WRITTEN EXERCISE: Within the records below, find each line that holds the string "JSON", then copy it.

* * *

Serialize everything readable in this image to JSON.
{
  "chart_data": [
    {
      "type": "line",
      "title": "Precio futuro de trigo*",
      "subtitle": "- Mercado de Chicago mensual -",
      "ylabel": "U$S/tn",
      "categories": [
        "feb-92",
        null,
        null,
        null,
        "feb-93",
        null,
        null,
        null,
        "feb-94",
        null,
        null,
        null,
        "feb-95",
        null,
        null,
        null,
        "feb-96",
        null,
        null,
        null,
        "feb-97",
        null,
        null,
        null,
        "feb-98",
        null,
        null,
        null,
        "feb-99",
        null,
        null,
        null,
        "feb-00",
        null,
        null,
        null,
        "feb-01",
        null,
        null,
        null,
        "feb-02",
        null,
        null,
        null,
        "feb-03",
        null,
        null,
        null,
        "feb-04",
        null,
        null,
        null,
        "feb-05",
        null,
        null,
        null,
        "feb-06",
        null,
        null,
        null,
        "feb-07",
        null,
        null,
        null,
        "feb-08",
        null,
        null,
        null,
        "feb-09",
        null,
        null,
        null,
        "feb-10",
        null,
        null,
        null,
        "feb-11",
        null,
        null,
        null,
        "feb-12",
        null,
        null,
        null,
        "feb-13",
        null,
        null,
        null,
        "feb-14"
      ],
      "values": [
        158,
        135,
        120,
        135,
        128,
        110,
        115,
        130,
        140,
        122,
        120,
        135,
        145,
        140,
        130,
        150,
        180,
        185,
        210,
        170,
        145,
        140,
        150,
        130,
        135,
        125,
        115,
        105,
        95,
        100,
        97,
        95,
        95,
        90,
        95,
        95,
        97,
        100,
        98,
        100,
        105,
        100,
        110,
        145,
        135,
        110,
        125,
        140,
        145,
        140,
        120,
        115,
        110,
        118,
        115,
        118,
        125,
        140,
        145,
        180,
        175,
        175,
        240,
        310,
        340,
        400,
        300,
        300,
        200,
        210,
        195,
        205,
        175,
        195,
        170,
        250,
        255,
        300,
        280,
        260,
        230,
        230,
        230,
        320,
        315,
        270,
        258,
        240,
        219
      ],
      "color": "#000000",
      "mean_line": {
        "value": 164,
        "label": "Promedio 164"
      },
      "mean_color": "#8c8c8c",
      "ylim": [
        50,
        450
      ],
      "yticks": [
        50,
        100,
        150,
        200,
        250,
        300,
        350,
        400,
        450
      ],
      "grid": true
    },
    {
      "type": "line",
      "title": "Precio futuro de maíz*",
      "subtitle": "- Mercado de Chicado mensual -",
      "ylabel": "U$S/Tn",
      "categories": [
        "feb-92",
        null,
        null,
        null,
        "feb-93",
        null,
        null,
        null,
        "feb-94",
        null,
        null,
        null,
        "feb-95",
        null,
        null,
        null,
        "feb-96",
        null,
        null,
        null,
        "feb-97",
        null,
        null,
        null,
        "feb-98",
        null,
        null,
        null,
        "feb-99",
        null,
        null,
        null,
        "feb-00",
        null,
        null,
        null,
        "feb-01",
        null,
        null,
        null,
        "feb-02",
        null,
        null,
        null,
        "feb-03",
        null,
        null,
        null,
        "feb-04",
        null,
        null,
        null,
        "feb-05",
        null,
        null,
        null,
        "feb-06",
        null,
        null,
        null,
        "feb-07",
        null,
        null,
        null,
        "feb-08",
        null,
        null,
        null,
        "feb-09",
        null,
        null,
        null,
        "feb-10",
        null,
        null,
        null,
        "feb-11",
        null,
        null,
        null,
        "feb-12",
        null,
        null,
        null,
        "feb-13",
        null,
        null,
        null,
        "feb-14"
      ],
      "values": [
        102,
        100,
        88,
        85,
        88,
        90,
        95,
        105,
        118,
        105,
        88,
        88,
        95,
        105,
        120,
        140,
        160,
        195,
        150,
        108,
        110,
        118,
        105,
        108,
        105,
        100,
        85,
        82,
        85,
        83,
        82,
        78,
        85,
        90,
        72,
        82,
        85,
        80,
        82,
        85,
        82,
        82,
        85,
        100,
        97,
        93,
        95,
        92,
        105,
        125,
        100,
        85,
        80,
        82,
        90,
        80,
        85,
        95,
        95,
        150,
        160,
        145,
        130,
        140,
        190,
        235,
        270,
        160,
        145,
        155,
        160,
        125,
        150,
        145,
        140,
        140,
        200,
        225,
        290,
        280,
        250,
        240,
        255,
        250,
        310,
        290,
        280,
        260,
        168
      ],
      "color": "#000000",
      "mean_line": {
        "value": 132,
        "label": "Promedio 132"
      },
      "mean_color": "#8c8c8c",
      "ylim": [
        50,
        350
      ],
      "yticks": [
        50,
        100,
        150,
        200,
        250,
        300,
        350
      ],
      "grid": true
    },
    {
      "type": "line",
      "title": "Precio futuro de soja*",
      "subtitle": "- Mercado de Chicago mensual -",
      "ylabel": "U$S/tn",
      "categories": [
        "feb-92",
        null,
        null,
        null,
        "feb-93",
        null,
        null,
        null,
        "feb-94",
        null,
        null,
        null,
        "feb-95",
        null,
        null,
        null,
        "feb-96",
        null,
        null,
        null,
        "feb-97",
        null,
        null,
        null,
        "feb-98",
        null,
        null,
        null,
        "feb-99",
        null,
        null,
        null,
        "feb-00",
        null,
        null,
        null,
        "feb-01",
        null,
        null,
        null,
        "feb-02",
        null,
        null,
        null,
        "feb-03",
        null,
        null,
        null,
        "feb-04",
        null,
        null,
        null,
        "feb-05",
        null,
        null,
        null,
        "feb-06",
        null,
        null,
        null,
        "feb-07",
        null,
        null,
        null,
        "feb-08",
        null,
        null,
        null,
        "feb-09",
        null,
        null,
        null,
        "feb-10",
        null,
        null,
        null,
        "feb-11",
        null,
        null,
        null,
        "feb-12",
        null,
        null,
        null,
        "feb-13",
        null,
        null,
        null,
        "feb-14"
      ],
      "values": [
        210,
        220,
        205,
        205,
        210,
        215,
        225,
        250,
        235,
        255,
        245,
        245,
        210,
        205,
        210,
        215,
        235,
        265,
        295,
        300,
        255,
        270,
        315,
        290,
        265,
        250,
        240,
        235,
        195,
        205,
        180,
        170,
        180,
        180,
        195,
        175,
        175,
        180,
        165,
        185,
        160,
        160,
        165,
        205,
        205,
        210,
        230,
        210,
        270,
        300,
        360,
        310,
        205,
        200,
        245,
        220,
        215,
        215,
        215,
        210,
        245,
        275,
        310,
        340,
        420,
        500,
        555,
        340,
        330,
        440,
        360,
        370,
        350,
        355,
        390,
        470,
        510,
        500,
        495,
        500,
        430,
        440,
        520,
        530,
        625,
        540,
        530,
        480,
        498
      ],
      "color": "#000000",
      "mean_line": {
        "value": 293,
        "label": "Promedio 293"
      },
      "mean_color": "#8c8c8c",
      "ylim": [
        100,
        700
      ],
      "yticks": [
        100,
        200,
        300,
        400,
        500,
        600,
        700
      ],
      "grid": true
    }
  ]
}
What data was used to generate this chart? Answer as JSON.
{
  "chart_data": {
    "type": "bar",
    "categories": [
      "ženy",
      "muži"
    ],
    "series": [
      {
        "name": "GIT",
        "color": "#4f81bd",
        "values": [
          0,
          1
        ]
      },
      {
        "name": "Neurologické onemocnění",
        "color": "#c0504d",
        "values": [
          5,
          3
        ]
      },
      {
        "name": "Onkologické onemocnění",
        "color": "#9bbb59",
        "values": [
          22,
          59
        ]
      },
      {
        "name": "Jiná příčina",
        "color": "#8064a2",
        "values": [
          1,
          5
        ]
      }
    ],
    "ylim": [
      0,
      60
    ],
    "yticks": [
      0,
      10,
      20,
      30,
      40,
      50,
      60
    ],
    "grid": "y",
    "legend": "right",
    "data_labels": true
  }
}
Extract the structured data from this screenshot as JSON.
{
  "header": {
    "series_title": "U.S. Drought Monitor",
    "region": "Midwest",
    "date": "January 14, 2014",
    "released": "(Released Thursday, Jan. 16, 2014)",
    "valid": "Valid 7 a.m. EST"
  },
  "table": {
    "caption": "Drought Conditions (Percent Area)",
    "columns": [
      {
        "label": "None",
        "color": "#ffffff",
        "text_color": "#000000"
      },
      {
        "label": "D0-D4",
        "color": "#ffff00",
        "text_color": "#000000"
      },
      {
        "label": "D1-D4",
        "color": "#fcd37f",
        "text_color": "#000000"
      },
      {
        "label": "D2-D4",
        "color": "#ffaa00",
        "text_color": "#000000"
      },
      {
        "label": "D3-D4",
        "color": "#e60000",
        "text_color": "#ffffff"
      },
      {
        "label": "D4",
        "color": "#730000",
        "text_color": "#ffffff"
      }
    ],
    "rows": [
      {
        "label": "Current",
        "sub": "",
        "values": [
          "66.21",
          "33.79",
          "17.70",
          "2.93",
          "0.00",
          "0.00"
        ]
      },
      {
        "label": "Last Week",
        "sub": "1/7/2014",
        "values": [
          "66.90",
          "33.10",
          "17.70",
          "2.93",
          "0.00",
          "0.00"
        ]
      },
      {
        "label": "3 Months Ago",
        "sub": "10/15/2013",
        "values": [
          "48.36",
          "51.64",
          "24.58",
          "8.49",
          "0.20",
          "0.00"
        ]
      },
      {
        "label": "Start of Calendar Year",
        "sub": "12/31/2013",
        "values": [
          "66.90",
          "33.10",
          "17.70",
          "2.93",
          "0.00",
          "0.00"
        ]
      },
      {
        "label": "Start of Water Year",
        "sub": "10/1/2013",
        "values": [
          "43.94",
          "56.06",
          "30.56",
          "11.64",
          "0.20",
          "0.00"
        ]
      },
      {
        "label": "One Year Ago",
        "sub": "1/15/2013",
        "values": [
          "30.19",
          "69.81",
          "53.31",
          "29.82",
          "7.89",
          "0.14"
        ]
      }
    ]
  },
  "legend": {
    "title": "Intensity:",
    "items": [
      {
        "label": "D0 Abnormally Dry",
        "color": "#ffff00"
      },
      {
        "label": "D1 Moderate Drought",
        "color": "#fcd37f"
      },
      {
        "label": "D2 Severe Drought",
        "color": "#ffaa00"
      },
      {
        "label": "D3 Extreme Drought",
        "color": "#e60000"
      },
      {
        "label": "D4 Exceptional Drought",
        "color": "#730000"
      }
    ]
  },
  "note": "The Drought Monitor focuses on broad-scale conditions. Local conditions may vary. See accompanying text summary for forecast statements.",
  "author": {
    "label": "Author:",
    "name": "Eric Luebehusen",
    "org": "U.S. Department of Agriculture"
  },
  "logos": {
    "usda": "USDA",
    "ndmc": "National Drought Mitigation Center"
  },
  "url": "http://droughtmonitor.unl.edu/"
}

* * *

TASK ANSWER:
Serialize everything readable in this image to JSON.
What data was used to generate this chart? Answer as JSON.
Extract the structured data from this screenshot as JSON.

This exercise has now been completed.